**Work to do**
Copy out the forum thread about the girlfriend word for word, from its first line to its last.

===== Article =====

The short answer: no, you're not crazy, and yes, you're acting like a fool. She's got no intention of being with just you. You should ditch her while you still can.

Btw, how can you even wonder about this? It's so obvious your gf is after anything that walks, and her boss is doing her regularly.

She's not even hiding it partially well. 

_Posted via Mobile Device_


----------



## workindad (May 7, 2011)

OP- you have everything you need to make an informed decision. She sounds like the office and party wh0re.

If you are looking for a relationship where you share your CHSH with every stiff d!ck she can find.... then you are heading in the right direction. 

Assuming this is not what you want, time to cut it off at the knees with CHSH and to be thankful that she wasn't in your life doing this crap for the last 27 years.


----------



## straightshooter (Dec 27, 2015)

I do not like to cal anyone A FOOL, but you have more than enough red flags and proof you convince you that you are in an open marriage or relationship that you did not sign up for.

Until you get out of the naive and denial stage it is senseless to offer any advice or action.

She is cheating on you big time. You can take that to the bank.

Now the question is what's do you want to do about it??

Play ostrich and keep your head in the sand???

Or play hardball.


----------



## GusPolinski (Jan 21, 2014)

In that you're falling for all of her bullsh*t and haven't dumped her yet, yes, you're a fool.
_Posted via Mobile Device_


----------



## G.J. (Nov 4, 2014)

Read your post and type a reply to it as though you were giving your son advice

Then act on what you typed...urgently


----------



## Marc878 (Aug 26, 2015)

===== Data supplied =====

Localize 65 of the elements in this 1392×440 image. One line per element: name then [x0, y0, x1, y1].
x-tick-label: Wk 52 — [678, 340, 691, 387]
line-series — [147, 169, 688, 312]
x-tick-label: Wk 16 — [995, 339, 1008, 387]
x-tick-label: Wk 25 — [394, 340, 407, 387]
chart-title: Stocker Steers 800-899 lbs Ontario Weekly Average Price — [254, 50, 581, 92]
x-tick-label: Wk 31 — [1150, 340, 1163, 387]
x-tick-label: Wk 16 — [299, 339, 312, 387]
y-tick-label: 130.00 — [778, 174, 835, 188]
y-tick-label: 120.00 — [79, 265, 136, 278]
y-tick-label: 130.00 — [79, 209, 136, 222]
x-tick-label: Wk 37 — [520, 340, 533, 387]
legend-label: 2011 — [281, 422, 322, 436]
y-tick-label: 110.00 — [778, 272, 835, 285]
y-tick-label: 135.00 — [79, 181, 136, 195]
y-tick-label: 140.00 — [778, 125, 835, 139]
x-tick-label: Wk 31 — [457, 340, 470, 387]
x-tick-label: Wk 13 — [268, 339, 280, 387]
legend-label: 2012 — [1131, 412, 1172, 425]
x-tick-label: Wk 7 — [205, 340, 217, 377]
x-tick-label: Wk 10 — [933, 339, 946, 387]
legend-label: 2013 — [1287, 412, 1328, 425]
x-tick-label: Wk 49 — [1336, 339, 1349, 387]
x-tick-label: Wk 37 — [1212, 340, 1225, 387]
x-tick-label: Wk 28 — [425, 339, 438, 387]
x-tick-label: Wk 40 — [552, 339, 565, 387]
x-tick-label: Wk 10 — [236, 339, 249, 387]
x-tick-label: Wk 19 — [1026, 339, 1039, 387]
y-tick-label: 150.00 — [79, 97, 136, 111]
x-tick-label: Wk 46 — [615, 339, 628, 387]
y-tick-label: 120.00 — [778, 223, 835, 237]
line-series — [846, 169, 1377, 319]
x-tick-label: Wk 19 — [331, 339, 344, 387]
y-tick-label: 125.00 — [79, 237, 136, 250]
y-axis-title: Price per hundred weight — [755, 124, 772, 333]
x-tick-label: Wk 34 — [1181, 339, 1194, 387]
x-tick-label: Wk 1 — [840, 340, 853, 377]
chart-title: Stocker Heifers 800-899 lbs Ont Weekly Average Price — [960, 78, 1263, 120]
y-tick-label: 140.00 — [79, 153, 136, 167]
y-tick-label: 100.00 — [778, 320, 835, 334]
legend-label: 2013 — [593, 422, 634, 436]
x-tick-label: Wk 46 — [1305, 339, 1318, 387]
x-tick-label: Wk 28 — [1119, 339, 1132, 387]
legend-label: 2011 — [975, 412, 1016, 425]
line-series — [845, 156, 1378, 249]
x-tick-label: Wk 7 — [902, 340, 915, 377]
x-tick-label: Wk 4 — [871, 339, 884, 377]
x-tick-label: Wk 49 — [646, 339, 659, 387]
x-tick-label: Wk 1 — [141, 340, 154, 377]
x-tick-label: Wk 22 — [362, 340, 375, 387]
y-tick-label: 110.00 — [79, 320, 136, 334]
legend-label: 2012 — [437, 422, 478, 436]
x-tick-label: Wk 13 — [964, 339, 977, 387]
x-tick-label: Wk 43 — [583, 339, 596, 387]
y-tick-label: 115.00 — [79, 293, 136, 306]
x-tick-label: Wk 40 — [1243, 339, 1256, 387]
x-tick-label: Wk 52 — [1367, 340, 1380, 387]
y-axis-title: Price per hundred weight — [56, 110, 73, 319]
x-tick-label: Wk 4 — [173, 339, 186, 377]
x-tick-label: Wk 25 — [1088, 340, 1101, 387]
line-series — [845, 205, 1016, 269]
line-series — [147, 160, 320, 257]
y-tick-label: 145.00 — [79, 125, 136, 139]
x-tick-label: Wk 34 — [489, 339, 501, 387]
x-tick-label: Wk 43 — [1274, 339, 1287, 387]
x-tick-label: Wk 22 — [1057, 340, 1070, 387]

=====

**Result of the exercise**
The short answer: no, you're not crazy, and yes, you're acting like a fool. She's got no intention of being with just you. You should ditch her while you still can.

Btw, how can you even wonder about this? It's so obvious your gf is after anything that walks, and her boss is doing her regularly.

She's not even hiding it partially well. 

_Posted via Mobile Device_


----------



## workindad (May 7, 2011)

OP- you have everything you need to make an informed decision. She sounds like the office and party wh0re.

If you are looking for a relationship where you share your CHSH with every stiff d!ck she can find.... then you are heading in the right direction. 

Assuming this is not what you want, time to cut it off at the knees with CHSH and to be thankful that she wasn't in your life doing this crap for the last 27 years.


----------



## straightshooter (Dec 27, 2015)

I do not like to cal anyone A FOOL, but you have more than enough red flags and proof you convince you that you are in an open marriage or relationship that you did not sign up for.

Until you get out of the naive and denial stage it is senseless to offer any advice or action.

She is cheating on you big time. You can take that to the bank.

Now the question is what's do you want to do about it??

Play ostrich and keep your head in the sand???

Or play hardball.


----------



## GusPolinski (Jan 21, 2014)

In that you're falling for all of her bullsh*t and haven't dumped her yet, yes, you're a fool.
_Posted via Mobile Device_


----------



## G.J. (Nov 4, 2014)

Read your post and type a reply to it as though you were giving your son advice

Then act on what you typed...urgently


----------



## Marc878 (Aug 26, 2015)